— What you need to do —
Could you copy every line of the records below verbatim, with no changes at all?

* Start Data records *

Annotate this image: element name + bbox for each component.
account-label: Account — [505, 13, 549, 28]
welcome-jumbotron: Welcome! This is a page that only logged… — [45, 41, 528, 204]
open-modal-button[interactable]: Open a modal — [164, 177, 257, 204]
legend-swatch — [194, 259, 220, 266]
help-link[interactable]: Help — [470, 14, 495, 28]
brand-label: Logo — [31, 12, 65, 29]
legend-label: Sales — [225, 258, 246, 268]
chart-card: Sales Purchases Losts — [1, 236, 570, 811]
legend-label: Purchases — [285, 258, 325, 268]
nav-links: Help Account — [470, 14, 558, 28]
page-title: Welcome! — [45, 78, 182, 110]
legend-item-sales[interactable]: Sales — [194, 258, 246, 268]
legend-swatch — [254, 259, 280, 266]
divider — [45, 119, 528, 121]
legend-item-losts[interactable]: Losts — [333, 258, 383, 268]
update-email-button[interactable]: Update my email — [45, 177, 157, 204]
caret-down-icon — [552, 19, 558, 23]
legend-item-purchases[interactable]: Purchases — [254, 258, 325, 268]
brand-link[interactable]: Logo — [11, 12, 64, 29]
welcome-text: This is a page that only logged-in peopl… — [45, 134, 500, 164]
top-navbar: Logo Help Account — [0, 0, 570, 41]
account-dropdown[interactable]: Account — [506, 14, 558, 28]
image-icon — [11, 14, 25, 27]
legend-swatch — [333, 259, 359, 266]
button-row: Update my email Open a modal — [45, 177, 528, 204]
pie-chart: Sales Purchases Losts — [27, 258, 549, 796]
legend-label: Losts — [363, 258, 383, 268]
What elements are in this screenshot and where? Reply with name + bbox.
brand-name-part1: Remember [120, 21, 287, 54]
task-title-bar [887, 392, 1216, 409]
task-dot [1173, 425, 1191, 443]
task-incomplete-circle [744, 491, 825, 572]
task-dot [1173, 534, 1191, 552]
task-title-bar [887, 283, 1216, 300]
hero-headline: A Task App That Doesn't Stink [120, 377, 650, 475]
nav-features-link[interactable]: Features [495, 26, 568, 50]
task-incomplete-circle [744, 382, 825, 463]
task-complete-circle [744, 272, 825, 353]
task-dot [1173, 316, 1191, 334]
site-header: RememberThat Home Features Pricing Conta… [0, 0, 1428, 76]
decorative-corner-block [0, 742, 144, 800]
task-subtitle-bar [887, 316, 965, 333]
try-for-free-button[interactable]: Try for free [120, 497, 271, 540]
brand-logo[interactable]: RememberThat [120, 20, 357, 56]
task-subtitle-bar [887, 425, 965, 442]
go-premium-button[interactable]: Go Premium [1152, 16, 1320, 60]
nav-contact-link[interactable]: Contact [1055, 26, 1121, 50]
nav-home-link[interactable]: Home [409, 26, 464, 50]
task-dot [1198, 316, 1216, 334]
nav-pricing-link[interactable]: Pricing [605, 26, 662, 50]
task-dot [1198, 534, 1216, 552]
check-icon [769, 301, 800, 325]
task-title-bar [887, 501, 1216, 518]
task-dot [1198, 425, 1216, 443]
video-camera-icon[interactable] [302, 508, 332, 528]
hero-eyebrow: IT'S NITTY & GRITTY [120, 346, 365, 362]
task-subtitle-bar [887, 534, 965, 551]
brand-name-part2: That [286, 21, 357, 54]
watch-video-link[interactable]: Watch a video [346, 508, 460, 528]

* End Data records *

— Result of this task —
Annotate this image: element name + bbox for each component.
account-label: Account — [505, 13, 549, 28]
welcome-jumbotron: Welcome! This is a page that only logged… — [45, 41, 528, 204]
open-modal-button[interactable]: Open a modal — [164, 177, 257, 204]
legend-swatch — [194, 259, 220, 266]
help-link[interactable]: Help — [470, 14, 495, 28]
brand-label: Logo — [31, 12, 65, 29]
legend-label: Sales — [225, 258, 246, 268]
chart-card: Sales Purchases Losts — [1, 236, 570, 811]
legend-label: Purchases — [285, 258, 325, 268]
nav-links: Help Account — [470, 14, 558, 28]
page-title: Welcome! — [45, 78, 182, 110]
legend-item-sales[interactable]: Sales — [194, 258, 246, 268]
legend-swatch — [254, 259, 280, 266]
divider — [45, 119, 528, 121]
legend-item-losts[interactable]: Losts — [333, 258, 383, 268]
update-email-button[interactable]: Update my email — [45, 177, 157, 204]
caret-down-icon — [552, 19, 558, 23]
legend-item-purchases[interactable]: Purchases — [254, 258, 325, 268]
brand-link[interactable]: Logo — [11, 12, 64, 29]
welcome-text: This is a page that only logged-in peopl… — [45, 134, 500, 164]
top-navbar: Logo Help Account — [0, 0, 570, 41]
account-dropdown[interactable]: Account — [506, 14, 558, 28]
image-icon — [11, 14, 25, 27]
legend-swatch — [333, 259, 359, 266]
button-row: Update my email Open a modal — [45, 177, 528, 204]
pie-chart: Sales Purchases Losts — [27, 258, 549, 796]
legend-label: Losts — [363, 258, 383, 268]
What elements are in this screenshot and where? Reply with name + bbox.
brand-name-part1: Remember [120, 21, 287, 54]
task-title-bar [887, 392, 1216, 409]
task-dot [1173, 425, 1191, 443]
task-incomplete-circle [744, 491, 825, 572]
task-dot [1173, 534, 1191, 552]
task-title-bar [887, 283, 1216, 300]
hero-headline: A Task App That Doesn't Stink [120, 377, 650, 475]
nav-features-link[interactable]: Features [495, 26, 568, 50]
task-incomplete-circle [744, 382, 825, 463]
task-complete-circle [744, 272, 825, 353]
task-dot [1173, 316, 1191, 334]
site-header: RememberThat Home Features Pricing Conta… [0, 0, 1428, 76]
decorative-corner-block [0, 742, 144, 800]
task-subtitle-bar [887, 316, 965, 333]
try-for-free-button[interactable]: Try for free [120, 497, 271, 540]
brand-logo[interactable]: RememberThat [120, 20, 357, 56]
task-subtitle-bar [887, 425, 965, 442]
go-premium-button[interactable]: Go Premium [1152, 16, 1320, 60]
nav-contact-link[interactable]: Contact [1055, 26, 1121, 50]
nav-home-link[interactable]: Home [409, 26, 464, 50]
task-dot [1198, 316, 1216, 334]
nav-pricing-link[interactable]: Pricing [605, 26, 662, 50]
task-dot [1198, 534, 1216, 552]
check-icon [769, 301, 800, 325]
task-title-bar [887, 501, 1216, 518]
task-dot [1198, 425, 1216, 443]
video-camera-icon[interactable] [302, 508, 332, 528]
hero-eyebrow: IT'S NITTY & GRITTY [120, 346, 365, 362]
task-subtitle-bar [887, 534, 965, 551]
brand-name-part2: That [286, 21, 357, 54]
watch-video-link[interactable]: Watch a video [346, 508, 460, 528]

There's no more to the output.